====== Exercise material ======
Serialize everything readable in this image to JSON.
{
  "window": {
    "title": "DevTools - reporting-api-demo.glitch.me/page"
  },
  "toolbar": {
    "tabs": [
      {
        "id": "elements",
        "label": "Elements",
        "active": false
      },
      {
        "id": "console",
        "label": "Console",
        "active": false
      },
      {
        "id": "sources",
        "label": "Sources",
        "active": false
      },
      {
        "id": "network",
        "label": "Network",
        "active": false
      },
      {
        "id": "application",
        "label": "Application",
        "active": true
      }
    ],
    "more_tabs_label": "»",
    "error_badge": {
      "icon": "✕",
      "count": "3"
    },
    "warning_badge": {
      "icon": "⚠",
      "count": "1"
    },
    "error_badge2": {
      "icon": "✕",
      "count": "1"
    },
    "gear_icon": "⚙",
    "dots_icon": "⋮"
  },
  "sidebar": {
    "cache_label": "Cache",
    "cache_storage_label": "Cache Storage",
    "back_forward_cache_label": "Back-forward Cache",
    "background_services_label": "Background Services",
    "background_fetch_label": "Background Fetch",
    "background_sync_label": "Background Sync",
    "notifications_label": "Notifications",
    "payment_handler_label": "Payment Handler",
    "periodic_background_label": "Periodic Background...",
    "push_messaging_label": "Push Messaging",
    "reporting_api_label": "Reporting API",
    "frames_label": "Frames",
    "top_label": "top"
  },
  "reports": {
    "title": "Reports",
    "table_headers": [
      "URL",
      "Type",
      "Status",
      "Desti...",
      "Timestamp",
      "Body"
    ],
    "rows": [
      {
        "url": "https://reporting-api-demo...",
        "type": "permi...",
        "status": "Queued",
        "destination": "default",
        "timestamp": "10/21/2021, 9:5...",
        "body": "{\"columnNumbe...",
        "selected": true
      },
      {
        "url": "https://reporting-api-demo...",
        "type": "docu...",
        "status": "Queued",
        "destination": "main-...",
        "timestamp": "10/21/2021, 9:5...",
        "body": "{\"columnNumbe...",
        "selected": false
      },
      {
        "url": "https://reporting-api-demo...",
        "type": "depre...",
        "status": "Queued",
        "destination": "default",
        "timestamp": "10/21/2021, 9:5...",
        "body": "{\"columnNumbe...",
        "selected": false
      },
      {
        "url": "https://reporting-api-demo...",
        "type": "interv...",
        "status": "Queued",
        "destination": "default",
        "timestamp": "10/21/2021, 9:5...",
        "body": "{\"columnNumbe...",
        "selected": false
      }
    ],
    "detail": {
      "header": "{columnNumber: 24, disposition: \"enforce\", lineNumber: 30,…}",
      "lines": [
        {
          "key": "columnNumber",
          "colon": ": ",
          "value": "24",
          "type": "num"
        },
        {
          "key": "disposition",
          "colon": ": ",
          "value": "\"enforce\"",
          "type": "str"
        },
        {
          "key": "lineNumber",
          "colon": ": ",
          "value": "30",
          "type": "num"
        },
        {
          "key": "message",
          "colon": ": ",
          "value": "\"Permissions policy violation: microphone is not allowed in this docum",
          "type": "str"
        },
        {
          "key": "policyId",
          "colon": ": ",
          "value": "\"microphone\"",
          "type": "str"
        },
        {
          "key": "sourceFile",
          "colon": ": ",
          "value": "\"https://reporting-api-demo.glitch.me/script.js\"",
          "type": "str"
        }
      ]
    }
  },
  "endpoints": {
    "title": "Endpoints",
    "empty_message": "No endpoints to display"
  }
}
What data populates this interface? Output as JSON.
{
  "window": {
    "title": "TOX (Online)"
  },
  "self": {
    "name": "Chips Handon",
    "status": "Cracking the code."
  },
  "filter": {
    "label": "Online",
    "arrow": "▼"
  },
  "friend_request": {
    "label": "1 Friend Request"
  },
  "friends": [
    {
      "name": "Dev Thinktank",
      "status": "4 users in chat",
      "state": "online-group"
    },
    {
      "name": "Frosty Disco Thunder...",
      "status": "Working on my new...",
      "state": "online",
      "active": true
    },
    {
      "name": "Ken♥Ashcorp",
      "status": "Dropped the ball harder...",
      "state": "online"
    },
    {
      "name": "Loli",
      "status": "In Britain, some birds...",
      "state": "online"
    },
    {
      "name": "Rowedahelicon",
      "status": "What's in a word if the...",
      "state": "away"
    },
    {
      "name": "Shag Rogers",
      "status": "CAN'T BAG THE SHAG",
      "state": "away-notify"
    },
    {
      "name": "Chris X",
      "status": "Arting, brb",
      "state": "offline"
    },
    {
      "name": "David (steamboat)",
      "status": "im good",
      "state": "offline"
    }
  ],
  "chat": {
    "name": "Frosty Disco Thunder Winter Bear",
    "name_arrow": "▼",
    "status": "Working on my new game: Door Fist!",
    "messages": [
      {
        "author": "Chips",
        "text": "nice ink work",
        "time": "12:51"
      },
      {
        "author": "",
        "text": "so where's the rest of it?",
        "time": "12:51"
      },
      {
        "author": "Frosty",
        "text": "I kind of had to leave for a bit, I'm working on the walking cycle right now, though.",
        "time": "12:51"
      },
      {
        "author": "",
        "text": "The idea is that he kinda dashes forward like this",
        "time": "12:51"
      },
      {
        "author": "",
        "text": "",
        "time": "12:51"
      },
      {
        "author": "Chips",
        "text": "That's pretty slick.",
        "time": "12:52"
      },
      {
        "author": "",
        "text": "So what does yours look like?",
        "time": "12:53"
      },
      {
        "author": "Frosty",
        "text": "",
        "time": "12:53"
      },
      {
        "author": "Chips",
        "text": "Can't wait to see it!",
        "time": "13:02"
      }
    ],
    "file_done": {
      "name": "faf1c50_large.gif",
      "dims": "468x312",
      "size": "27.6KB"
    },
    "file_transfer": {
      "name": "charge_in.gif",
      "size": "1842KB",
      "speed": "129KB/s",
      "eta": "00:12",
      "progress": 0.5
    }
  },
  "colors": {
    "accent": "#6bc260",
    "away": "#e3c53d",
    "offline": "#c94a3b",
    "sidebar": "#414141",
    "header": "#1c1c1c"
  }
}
======
● Short task:
Quote every entry exactly.

● Reply to the exercise:
Serialize everything readable in this image to JSON.
{
  "window": {
    "title": "DevTools - reporting-api-demo.glitch.me/page"
  },
  "toolbar": {
    "tabs": [
      {
        "id": "elements",
        "label": "Elements",
        "active": false
      },
      {
        "id": "console",
        "label": "Console",
        "active": false
      },
      {
        "id": "sources",
        "label": "Sources",
        "active": false
      },
      {
        "id": "network",
        "label": "Network",
        "active": false
      },
      {
        "id": "application",
        "label": "Application",
        "active": true
      }
    ],
    "more_tabs_label": "»",
    "error_badge": {
      "icon": "✕",
      "count": "3"
    },
    "warning_badge": {
      "icon": "⚠",
      "count": "1"
    },
    "error_badge2": {
      "icon": "✕",
      "count": "1"
    },
    "gear_icon": "⚙",
    "dots_icon": "⋮"
  },
  "sidebar": {
    "cache_label": "Cache",
    "cache_storage_label": "Cache Storage",
    "back_forward_cache_label": "Back-forward Cache",
    "background_services_label": "Background Services",
    "background_fetch_label": "Background Fetch",
    "background_sync_label": "Background Sync",
    "notifications_label": "Notifications",
    "payment_handler_label": "Payment Handler",
    "periodic_background_label": "Periodic Background...",
    "push_messaging_label": "Push Messaging",
    "reporting_api_label": "Reporting API",
    "frames_label": "Frames",
    "top_label": "top"
  },
  "reports": {
    "title": "Reports",
    "table_headers": [
      "URL",
      "Type",
      "Status",
      "Desti...",
      "Timestamp",
      "Body"
    ],
    "rows": [
      {
        "url": "https://reporting-api-demo...",
        "type": "permi...",
        "status": "Queued",
        "destination": "default",
        "timestamp": "10/21/2021, 9:5...",
        "body": "{\"columnNumbe...",
        "selected": true
      },
      {
        "url": "https://reporting-api-demo...",
        "type": "docu...",
        "status": "Queued",
        "destination": "main-...",
        "timestamp": "10/21/2021, 9:5...",
        "body": "{\"columnNumbe...",
        "selected": false
      },
      {
        "url": "https://reporting-api-demo...",
        "type": "depre...",
        "status": "Queued",
        "destination": "default",
        "timestamp": "10/21/2021, 9:5...",
        "body": "{\"columnNumbe...",
        "selected": false
      },
      {
        "url": "https://reporting-api-demo...",
        "type": "interv...",
        "status": "Queued",
        "destination": "default",
        "timestamp": "10/21/2021, 9:5...",
        "body": "{\"columnNumbe...",
        "selected": false
      }
    ],
    "detail": {
      "header": "{columnNumber: 24, disposition: \"enforce\", lineNumber: 30,…}",
      "lines": [
        {
          "key": "columnNumber",
          "colon": ": ",
          "value": "24",
          "type": "num"
        },
        {
          "key": "disposition",
          "colon": ": ",
          "value": "\"enforce\"",
          "type": "str"
        },
        {
          "key": "lineNumber",
          "colon": ": ",
          "value": "30",
          "type": "num"
        },
        {
          "key": "message",
          "colon": ": ",
          "value": "\"Permissions policy violation: microphone is not allowed in this docum",
          "type": "str"
        },
        {
          "key": "policyId",
          "colon": ": ",
          "value": "\"microphone\"",
          "type": "str"
        },
        {
          "key": "sourceFile",
          "colon": ": ",
          "value": "\"https://reporting-api-demo.glitch.me/script.js\"",
          "type": "str"
        }
      ]
    }
  },
  "endpoints": {
    "title": "Endpoints",
    "empty_message": "No endpoints to display"
  }
}
What data populates this interface? Output as JSON.
{
  "window": {
    "title": "TOX (Online)"
  },
  "self": {
    "name": "Chips Handon",
    "status": "Cracking the code."
  },
  "filter": {
    "label": "Online",
    "arrow": "▼"
  },
  "friend_request": {
    "label": "1 Friend Request"
  },
  "friends": [
    {
      "name": "Dev Thinktank",
      "status": "4 users in chat",
      "state": "online-group"
    },
    {
      "name": "Frosty Disco Thunder...",
      "status": "Working on my new...",
      "state": "online",
      "active": true
    },
    {
      "name": "Ken♥Ashcorp",
      "status": "Dropped the ball harder...",
      "state": "online"
    },
    {
      "name": "Loli",
      "status": "In Britain, some birds...",
      "state": "online"
    },
    {
      "name": "Rowedahelicon",
      "status": "What's in a word if the...",
      "state": "away"
    },
    {
      "name": "Shag Rogers",
      "status": "CAN'T BAG THE SHAG",
      "state": "away-notify"
    },
    {
      "name": "Chris X",
      "status": "Arting, brb",
      "state": "offline"
    },
    {
      "name": "David (steamboat)",
      "status": "im good",
      "state": "offline"
    }
  ],
  "chat": {
    "name": "Frosty Disco Thunder Winter Bear",
    "name_arrow": "▼",
    "status": "Working on my new game: Door Fist!",
    "messages": [
      {
        "author": "Chips",
        "text": "nice ink work",
        "time": "12:51"
      },
      {
        "author": "",
        "text": "so where's the rest of it?",
        "time": "12:51"
      },
      {
        "author": "Frosty",
        "text": "I kind of had to leave for a bit, I'm working on the walking cycle right now, though.",
        "time": "12:51"
      },
      {
        "author": "",
        "text": "The idea is that he kinda dashes forward like this",
        "time": "12:51"
      },
      {
        "author": "",
        "text": "",
        "time": "12:51"
      },
      {
        "author": "Chips",
        "text": "That's pretty slick.",
        "time": "12:52"
      },
      {
        "author": "",
        "text": "So what does yours look like?",
        "time": "12:53"
      },
      {
        "author": "Frosty",
        "text": "",
        "time": "12:53"
      },
      {
        "author": "Chips",
        "text": "Can't wait to see it!",
        "time": "13:02"
      }
    ],
    "file_done": {
      "name": "faf1c50_large.gif",
      "dims": "468x312",
      "size": "27.6KB"
    },
    "file_transfer": {
      "name": "charge_in.gif",
      "size": "1842KB",
      "speed": "129KB/s",
      "eta": "00:12",
      "progress": 0.5
    }
  },
  "colors": {
    "accent": "#6bc260",
    "away": "#e3c53d",
    "offline": "#c94a3b",
    "sidebar": "#414141",
    "header": "#1c1c1c"
  }
}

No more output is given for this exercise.